Transcribe each line exactly.

>> begin Material for this task

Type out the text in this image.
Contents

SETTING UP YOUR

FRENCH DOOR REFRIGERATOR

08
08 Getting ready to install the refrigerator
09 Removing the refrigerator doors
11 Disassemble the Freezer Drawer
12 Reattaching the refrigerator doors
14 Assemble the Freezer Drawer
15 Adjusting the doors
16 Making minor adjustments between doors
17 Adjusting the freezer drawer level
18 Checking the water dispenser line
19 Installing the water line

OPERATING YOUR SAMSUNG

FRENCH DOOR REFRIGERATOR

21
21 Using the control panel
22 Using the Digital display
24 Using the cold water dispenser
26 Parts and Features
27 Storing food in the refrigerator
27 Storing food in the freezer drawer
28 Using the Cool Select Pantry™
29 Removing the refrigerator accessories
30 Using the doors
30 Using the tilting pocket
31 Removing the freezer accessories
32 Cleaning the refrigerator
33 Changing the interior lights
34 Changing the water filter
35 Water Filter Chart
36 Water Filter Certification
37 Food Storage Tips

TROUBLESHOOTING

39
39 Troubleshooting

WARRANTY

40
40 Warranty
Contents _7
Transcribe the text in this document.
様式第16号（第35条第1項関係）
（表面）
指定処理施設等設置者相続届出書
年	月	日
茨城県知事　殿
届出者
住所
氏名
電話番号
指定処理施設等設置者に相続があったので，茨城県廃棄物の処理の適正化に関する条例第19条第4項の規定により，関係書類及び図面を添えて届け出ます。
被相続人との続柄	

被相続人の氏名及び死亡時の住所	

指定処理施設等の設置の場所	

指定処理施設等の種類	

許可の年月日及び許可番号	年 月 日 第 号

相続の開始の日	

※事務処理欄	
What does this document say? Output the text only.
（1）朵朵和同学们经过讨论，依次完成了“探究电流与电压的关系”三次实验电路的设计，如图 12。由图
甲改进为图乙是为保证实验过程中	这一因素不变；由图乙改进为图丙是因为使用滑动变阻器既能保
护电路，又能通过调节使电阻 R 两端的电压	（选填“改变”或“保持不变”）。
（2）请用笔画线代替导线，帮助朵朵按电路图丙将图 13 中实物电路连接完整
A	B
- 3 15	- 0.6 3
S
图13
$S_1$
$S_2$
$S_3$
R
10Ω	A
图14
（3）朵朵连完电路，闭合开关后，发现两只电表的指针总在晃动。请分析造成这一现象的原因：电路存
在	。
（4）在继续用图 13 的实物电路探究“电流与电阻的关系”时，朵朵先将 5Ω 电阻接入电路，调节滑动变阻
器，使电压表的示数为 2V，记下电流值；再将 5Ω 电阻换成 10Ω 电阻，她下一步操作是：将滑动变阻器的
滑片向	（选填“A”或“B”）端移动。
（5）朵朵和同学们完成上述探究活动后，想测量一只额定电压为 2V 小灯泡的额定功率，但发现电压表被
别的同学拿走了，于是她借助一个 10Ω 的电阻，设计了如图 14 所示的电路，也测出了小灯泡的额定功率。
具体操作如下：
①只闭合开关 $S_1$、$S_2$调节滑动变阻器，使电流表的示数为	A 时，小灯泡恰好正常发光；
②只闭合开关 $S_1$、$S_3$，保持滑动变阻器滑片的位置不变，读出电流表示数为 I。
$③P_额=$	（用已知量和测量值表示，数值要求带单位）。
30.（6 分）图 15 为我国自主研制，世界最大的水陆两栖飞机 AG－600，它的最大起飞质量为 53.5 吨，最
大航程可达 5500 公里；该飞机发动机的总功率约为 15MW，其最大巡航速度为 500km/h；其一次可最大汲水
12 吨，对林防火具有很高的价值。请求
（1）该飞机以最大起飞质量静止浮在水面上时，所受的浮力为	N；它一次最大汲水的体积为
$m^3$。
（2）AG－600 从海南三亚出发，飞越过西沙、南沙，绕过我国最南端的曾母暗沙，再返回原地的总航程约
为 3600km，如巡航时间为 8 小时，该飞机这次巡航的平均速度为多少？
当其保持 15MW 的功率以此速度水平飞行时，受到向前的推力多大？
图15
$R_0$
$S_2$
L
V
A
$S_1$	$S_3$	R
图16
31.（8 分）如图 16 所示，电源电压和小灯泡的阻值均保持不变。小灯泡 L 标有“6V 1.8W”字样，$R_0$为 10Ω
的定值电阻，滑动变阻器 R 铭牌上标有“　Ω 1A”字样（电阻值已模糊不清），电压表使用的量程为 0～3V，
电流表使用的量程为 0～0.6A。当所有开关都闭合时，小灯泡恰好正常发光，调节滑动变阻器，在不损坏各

>> end Material for this task

*Task response*.
Type out the text in this image.
Contents

SETTING UP YOUR

FRENCH DOOR REFRIGERATOR

08
08 Getting ready to install the refrigerator
09 Removing the refrigerator doors
11 Disassemble the Freezer Drawer
12 Reattaching the refrigerator doors
14 Assemble the Freezer Drawer
15 Adjusting the doors
16 Making minor adjustments between doors
17 Adjusting the freezer drawer level
18 Checking the water dispenser line
19 Installing the water line

OPERATING YOUR SAMSUNG

FRENCH DOOR REFRIGERATOR

21
21 Using the control panel
22 Using the Digital display
24 Using the cold water dispenser
26 Parts and Features
27 Storing food in the refrigerator
27 Storing food in the freezer drawer
28 Using the Cool Select Pantry™
29 Removing the refrigerator accessories
30 Using the doors
30 Using the tilting pocket
31 Removing the freezer accessories
32 Cleaning the refrigerator
33 Changing the interior lights
34 Changing the water filter
35 Water Filter Chart
36 Water Filter Certification
37 Food Storage Tips

TROUBLESHOOTING

39
39 Troubleshooting

WARRANTY

40
40 Warranty
Contents _7
Transcribe the text in this document.
様式第16号（第35条第1項関係）
（表面）
指定処理施設等設置者相続届出書
年	月	日
茨城県知事　殿
届出者
住所
氏名
電話番号
指定処理施設等設置者に相続があったので，茨城県廃棄物の処理の適正化に関する条例第19条第4項の規定により，関係書類及び図面を添えて届け出ます。
被相続人との続柄	

被相続人の氏名及び死亡時の住所	

指定処理施設等の設置の場所	

指定処理施設等の種類	

許可の年月日及び許可番号	年 月 日 第 号

相続の開始の日	

※事務処理欄	
What does this document say? Output the text only.
（1）朵朵和同学们经过讨论，依次完成了“探究电流与电压的关系”三次实验电路的设计，如图 12。由图
甲改进为图乙是为保证实验过程中	这一因素不变；由图乙改进为图丙是因为使用滑动变阻器既能保
护电路，又能通过调节使电阻 R 两端的电压	（选填“改变”或“保持不变”）。
（2）请用笔画线代替导线，帮助朵朵按电路图丙将图 13 中实物电路连接完整
A	B
- 3 15	- 0.6 3
S
图13
$S_1$
$S_2$
$S_3$
R
10Ω	A
图14
（3）朵朵连完电路，闭合开关后，发现两只电表的指针总在晃动。请分析造成这一现象的原因：电路存
在	。
（4）在继续用图 13 的实物电路探究“电流与电阻的关系”时，朵朵先将 5Ω 电阻接入电路，调节滑动变阻
器，使电压表的示数为 2V，记下电流值；再将 5Ω 电阻换成 10Ω 电阻，她下一步操作是：将滑动变阻器的
滑片向	（选填“A”或“B”）端移动。
（5）朵朵和同学们完成上述探究活动后，想测量一只额定电压为 2V 小灯泡的额定功率，但发现电压表被
别的同学拿走了，于是她借助一个 10Ω 的电阻，设计了如图 14 所示的电路，也测出了小灯泡的额定功率。
具体操作如下：
①只闭合开关 $S_1$、$S_2$调节滑动变阻器，使电流表的示数为	A 时，小灯泡恰好正常发光；
②只闭合开关 $S_1$、$S_3$，保持滑动变阻器滑片的位置不变，读出电流表示数为 I。
$③P_额=$	（用已知量和测量值表示，数值要求带单位）。
30.（6 分）图 15 为我国自主研制，世界最大的水陆两栖飞机 AG－600，它的最大起飞质量为 53.5 吨，最
大航程可达 5500 公里；该飞机发动机的总功率约为 15MW，其最大巡航速度为 500km/h；其一次可最大汲水
12 吨，对林防火具有很高的价值。请求
（1）该飞机以最大起飞质量静止浮在水面上时，所受的浮力为	N；它一次最大汲水的体积为
$m^3$。
（2）AG－600 从海南三亚出发，飞越过西沙、南沙，绕过我国最南端的曾母暗沙，再返回原地的总航程约
为 3600km，如巡航时间为 8 小时，该飞机这次巡航的平均速度为多少？
当其保持 15MW 的功率以此速度水平飞行时，受到向前的推力多大？
图15
$R_0$
$S_2$
L
V
A
$S_1$	$S_3$	R
图16
31.（8 分）如图 16 所示，电源电压和小灯泡的阻值均保持不变。小灯泡 L 标有“6V 1.8W”字样，$R_0$为 10Ω
的定值电阻，滑动变阻器 R 铭牌上标有“　Ω 1A”字样（电阻值已模糊不清），电压表使用的量程为 0～3V，
电流表使用的量程为 0～0.6A。当所有开关都闭合时，小灯泡恰好正常发光，调节滑动变阻器，在不损坏各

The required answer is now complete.